**What you will do:** Narrow the data below down to the lines containing "Number".

**Data shown:**
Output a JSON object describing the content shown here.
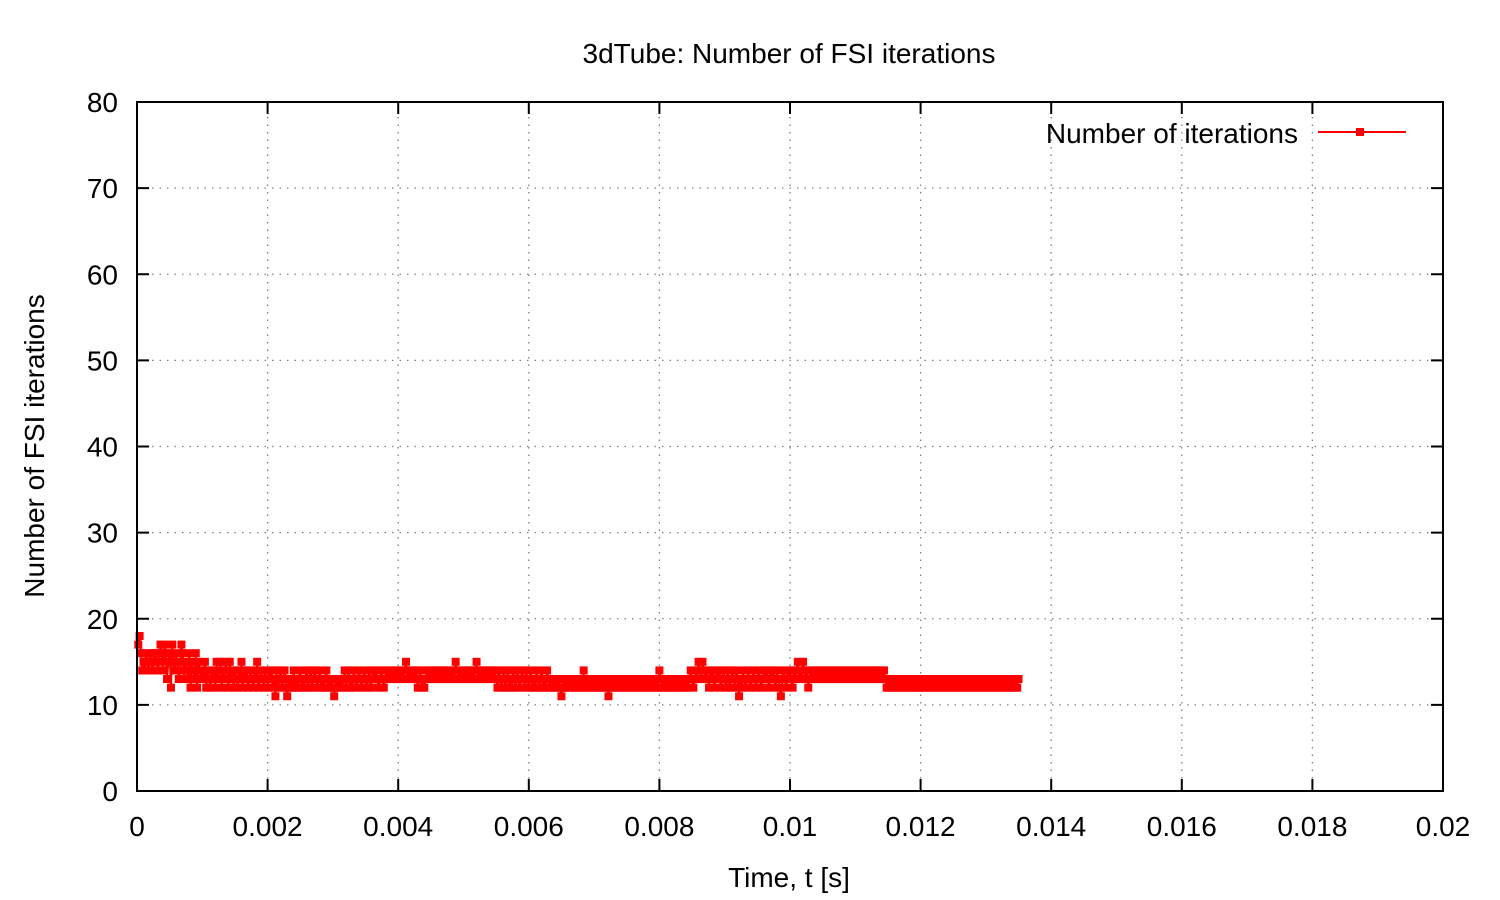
{
  "chart_data": {
    "type": "line",
    "title": "3dTube: Number of FSI iterations",
    "xlabel": "Time, t [s]",
    "ylabel": "Number of FSI iterations",
    "xlim": [
      0,
      0.02
    ],
    "ylim": [
      0,
      80
    ],
    "x_ticks": [
      "0",
      "0.002",
      "0.004",
      "0.006",
      "0.008",
      "0.01",
      "0.012",
      "0.014",
      "0.016",
      "0.018",
      "0.02"
    ],
    "y_ticks": [
      "0",
      "10",
      "20",
      "30",
      "40",
      "50",
      "60",
      "70",
      "80"
    ],
    "grid": true,
    "legend_position": "top-right",
    "series": [
      {
        "name": "Number of iterations",
        "color": "#ff0000",
        "marker": "square",
        "x_start": 2e-05,
        "x_step": 2e-05,
        "values": [
          17,
          18,
          16,
          14,
          15,
          14,
          16,
          15,
          14,
          16,
          15,
          14,
          16,
          15,
          16,
          14,
          15,
          17,
          16,
          14,
          17,
          16,
          13,
          15,
          16,
          12,
          17,
          15,
          14,
          16,
          15,
          13,
          14,
          17,
          16,
          13,
          15,
          14,
          13,
          16,
          12,
          15,
          14,
          13,
          16,
          12,
          15,
          14,
          13,
          14,
          13,
          15,
          12,
          14,
          13,
          12,
          14,
          13,
          14,
          12,
          15,
          13,
          14,
          15,
          12,
          14,
          13,
          15,
          14,
          12,
          15,
          13,
          14,
          12,
          14,
          13,
          12,
          14,
          13,
          15,
          12,
          14,
          13,
          14,
          12,
          13,
          14,
          13,
          12,
          14,
          13,
          15,
          12,
          13,
          14,
          13,
          12,
          14,
          13,
          12,
          14,
          13,
          14,
          12,
          13,
          11,
          14,
          12,
          13,
          14,
          12,
          13,
          14,
          12,
          11,
          13,
          12,
          13,
          12,
          14,
          12,
          13,
          12,
          13,
          14,
          12,
          13,
          12,
          13,
          14,
          12,
          13,
          14,
          12,
          13,
          14,
          13,
          12,
          13,
          14,
          12,
          13,
          12,
          13,
          14,
          12,
          13,
          12,
          13,
          12,
          11,
          13,
          12,
          13,
          12,
          13,
          12,
          13,
          14,
          12,
          13,
          14,
          12,
          13,
          12,
          14,
          13,
          12,
          13,
          14,
          13,
          12,
          13,
          14,
          13,
          12,
          13,
          14,
          12,
          13,
          14,
          13,
          14,
          13,
          12,
          13,
          14,
          13,
          12,
          13,
          14,
          13,
          14,
          13,
          14,
          13,
          14,
          13,
          14,
          13,
          14,
          13,
          14,
          13,
          14,
          15,
          13,
          14,
          13,
          14,
          13,
          14,
          13,
          14,
          12,
          13,
          14,
          12,
          13,
          12,
          13,
          14,
          13,
          14,
          13,
          14,
          13,
          14,
          13,
          14,
          13,
          14,
          13,
          14,
          13,
          14,
          13,
          14,
          13,
          14,
          13,
          14,
          13,
          15,
          14,
          13,
          14,
          13,
          14,
          13,
          14,
          13,
          14,
          13,
          14,
          13,
          14,
          13,
          14,
          15,
          13,
          14,
          13,
          14,
          13,
          14,
          13,
          14,
          13,
          14,
          13,
          14,
          13,
          14,
          13,
          12,
          14,
          13,
          12,
          13,
          14,
          12,
          13,
          14,
          12,
          13,
          12,
          14,
          13,
          12,
          14,
          13,
          12,
          13,
          14,
          13,
          12,
          14,
          13,
          12,
          14,
          13,
          12,
          13,
          12,
          14,
          13,
          12,
          13,
          14,
          12,
          13,
          12,
          14,
          13,
          12,
          13,
          12,
          13,
          12,
          13,
          12,
          13,
          12,
          11,
          13,
          12,
          13,
          12,
          13,
          12,
          13,
          12,
          13,
          12,
          13,
          12,
          13,
          12,
          13,
          12,
          14,
          12,
          13,
          12,
          13,
          12,
          13,
          12,
          13,
          12,
          13,
          12,
          13,
          12,
          13,
          12,
          13,
          12,
          13,
          11,
          13,
          12,
          13,
          12,
          13,
          12,
          13,
          12,
          13,
          12,
          13,
          12,
          13,
          12,
          13,
          12,
          13,
          12,
          13,
          12,
          13,
          12,
          13,
          12,
          13,
          12,
          13,
          12,
          13,
          12,
          13,
          12,
          13,
          12,
          13,
          12,
          13,
          12,
          14,
          13,
          12,
          13,
          12,
          13,
          12,
          13,
          12,
          13,
          12,
          13,
          12,
          13,
          12,
          13,
          12,
          13,
          12,
          13,
          12,
          13,
          12,
          13,
          14,
          13,
          12,
          13,
          14,
          13,
          15,
          14,
          13,
          15,
          14,
          13,
          14,
          13,
          12,
          14,
          13,
          14,
          12,
          13,
          14,
          13,
          14,
          12,
          13,
          14,
          13,
          12,
          14,
          13,
          12,
          13,
          14,
          13,
          12,
          14,
          13,
          11,
          13,
          12,
          14,
          13,
          12,
          13,
          14,
          13,
          12,
          13,
          14,
          13,
          12,
          13,
          14,
          13,
          12,
          13,
          14,
          13,
          14,
          13,
          12,
          14,
          13,
          14,
          13,
          12,
          14,
          13,
          12,
          11,
          13,
          14,
          13,
          12,
          14,
          13,
          14,
          13,
          12,
          14,
          13,
          14,
          15,
          13,
          14,
          13,
          15,
          14,
          13,
          14,
          12,
          13,
          14,
          13,
          14,
          13,
          14,
          13,
          14,
          13,
          14,
          13,
          14,
          13,
          14,
          13,
          14,
          13,
          14,
          13,
          14,
          13,
          14,
          13,
          14,
          13,
          14,
          13,
          14,
          13,
          14,
          13,
          14,
          13,
          14,
          13,
          14,
          13,
          14,
          13,
          14,
          13,
          14,
          13,
          14,
          13,
          14,
          13,
          14,
          13,
          14,
          13,
          14,
          13,
          14,
          13,
          14,
          13,
          14,
          13,
          12,
          13,
          12,
          13,
          12,
          13,
          12,
          13,
          12,
          13,
          12,
          13,
          12,
          13,
          12,
          13,
          12,
          13,
          12,
          13,
          12,
          13,
          12,
          13,
          12,
          13,
          12,
          13,
          12,
          13,
          12,
          13,
          12,
          13,
          12,
          13,
          12,
          13,
          12,
          13,
          12,
          13,
          12,
          13,
          12,
          13,
          12,
          13,
          12,
          13,
          12,
          13,
          12,
          13,
          12,
          13,
          12,
          13,
          12,
          13,
          12,
          13,
          12,
          13,
          12,
          13,
          12,
          13,
          12,
          13,
          12,
          13,
          12,
          13,
          12,
          13,
          12,
          13,
          12,
          13,
          12,
          13,
          12,
          13,
          12,
          13,
          12,
          13,
          12,
          13,
          12,
          13,
          12,
          13,
          12,
          13,
          12,
          13,
          12,
          13,
          12,
          13
        ]
      }
    ]
  }
}
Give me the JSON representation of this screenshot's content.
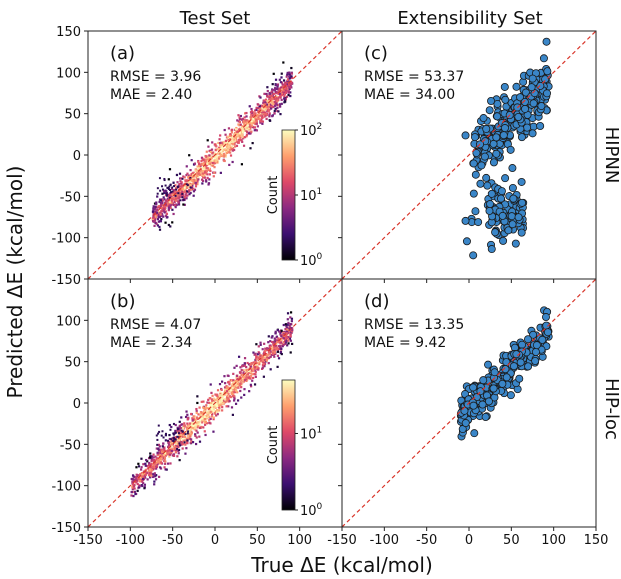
{
  "figure": {
    "x_label": "True ΔE (kcal/mol)",
    "y_label": "Predicted ΔE (kcal/mol)",
    "column_titles": [
      "Test Set",
      "Extensibility Set"
    ],
    "row_titles": [
      "HIPNN",
      "HIP-loc"
    ],
    "colors": {
      "scatter_fill": "#3a86c8",
      "scatter_edge": "#1a1a1a",
      "diagonal": "#d9362b",
      "colormap": [
        "#000004",
        "#3b0f70",
        "#8c2981",
        "#de4968",
        "#fe9f6d",
        "#fcfdbf"
      ]
    }
  },
  "chart_data": [
    {
      "id": "a",
      "type": "heatmap",
      "panel_label": "(a)",
      "metrics": [
        "RMSE = 3.96",
        "MAE   = 2.40"
      ],
      "xlim": [
        -150,
        150
      ],
      "ylim": [
        -150,
        150
      ],
      "x_ticks": [
        -150,
        -100,
        -50,
        0,
        50,
        100,
        150
      ],
      "y_ticks": [
        -150,
        -100,
        -50,
        0,
        50,
        100,
        150
      ],
      "x_tick_labels": [
        "-150",
        "-100",
        "-50",
        "0",
        "50",
        "100",
        ""
      ],
      "y_tick_labels": [
        "-150",
        "-100",
        "-50",
        "0",
        "50",
        "100",
        "150"
      ],
      "show_x_tick_labels": false,
      "show_y_tick_labels": true,
      "reference_line": "y = x",
      "density_ridge": {
        "x_range": [
          -75,
          90
        ],
        "slope": 1.0,
        "spread": 8
      },
      "colorbar": {
        "label": "Count",
        "scale": "log",
        "range": [
          1,
          100
        ],
        "ticks": [
          "10",
          "10",
          "10"
        ],
        "tick_exponents": [
          "0",
          "1",
          "2"
        ]
      }
    },
    {
      "id": "c",
      "type": "scatter",
      "panel_label": "(c)",
      "metrics": [
        "RMSE = 53.37",
        "MAE   = 34.00"
      ],
      "xlim": [
        -150,
        150
      ],
      "ylim": [
        -150,
        150
      ],
      "x_ticks": [
        -150,
        -100,
        -50,
        0,
        50,
        100,
        150
      ],
      "y_ticks": [
        -150,
        -100,
        -50,
        0,
        50,
        100,
        150
      ],
      "show_x_tick_labels": false,
      "show_y_tick_labels": false,
      "reference_line": "y = x",
      "clusters": [
        {
          "x_range": [
            5,
            95
          ],
          "y_center_offset": -5,
          "y_spread": 18,
          "n": 260
        },
        {
          "x_range": [
            20,
            65
          ],
          "y_center": -70,
          "y_spread": 18,
          "n": 110
        },
        {
          "x_range": [
            -5,
            15
          ],
          "y_center": -60,
          "y_spread": 45,
          "n": 12
        }
      ]
    },
    {
      "id": "b",
      "type": "heatmap",
      "panel_label": "(b)",
      "metrics": [
        "RMSE = 4.07",
        "MAE   = 2.34"
      ],
      "xlim": [
        -150,
        150
      ],
      "ylim": [
        -150,
        150
      ],
      "x_ticks": [
        -150,
        -100,
        -50,
        0,
        50,
        100,
        150
      ],
      "y_ticks": [
        -150,
        -100,
        -50,
        0,
        50,
        100,
        150
      ],
      "x_tick_labels": [
        "-150",
        "-100",
        "-50",
        "0",
        "50",
        "100",
        ""
      ],
      "y_tick_labels": [
        "-150",
        "-100",
        "-50",
        "0",
        "50",
        "100",
        ""
      ],
      "show_x_tick_labels": true,
      "show_y_tick_labels": true,
      "reference_line": "y = x",
      "density_ridge": {
        "x_range": [
          -100,
          90
        ],
        "slope": 1.0,
        "spread": 8
      },
      "colorbar": {
        "label": "Count",
        "scale": "log",
        "range": [
          1,
          50
        ],
        "ticks": [
          "10",
          "10"
        ],
        "tick_exponents": [
          "0",
          "1"
        ]
      }
    },
    {
      "id": "d",
      "type": "scatter",
      "panel_label": "(d)",
      "metrics": [
        "RMSE = 13.35",
        "MAE   = 9.42"
      ],
      "xlim": [
        -150,
        150
      ],
      "ylim": [
        -150,
        150
      ],
      "x_ticks": [
        -150,
        -100,
        -50,
        0,
        50,
        100,
        150
      ],
      "y_ticks": [
        -150,
        -100,
        -50,
        0,
        50,
        100,
        150
      ],
      "x_tick_labels": [
        "-150",
        "-100",
        "-50",
        "0",
        "50",
        "100",
        "150"
      ],
      "show_x_tick_labels": true,
      "show_y_tick_labels": false,
      "reference_line": "y = x",
      "clusters": [
        {
          "x_range": [
            -10,
            95
          ],
          "y_center_offset": -8,
          "y_spread": 12,
          "n": 300
        }
      ]
    }
  ]
}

**Written solution:**
    "title": "3dTube: Number of FSI iterations",
    "ylabel": "Number of FSI iterations",
        "name": "Number of iterations",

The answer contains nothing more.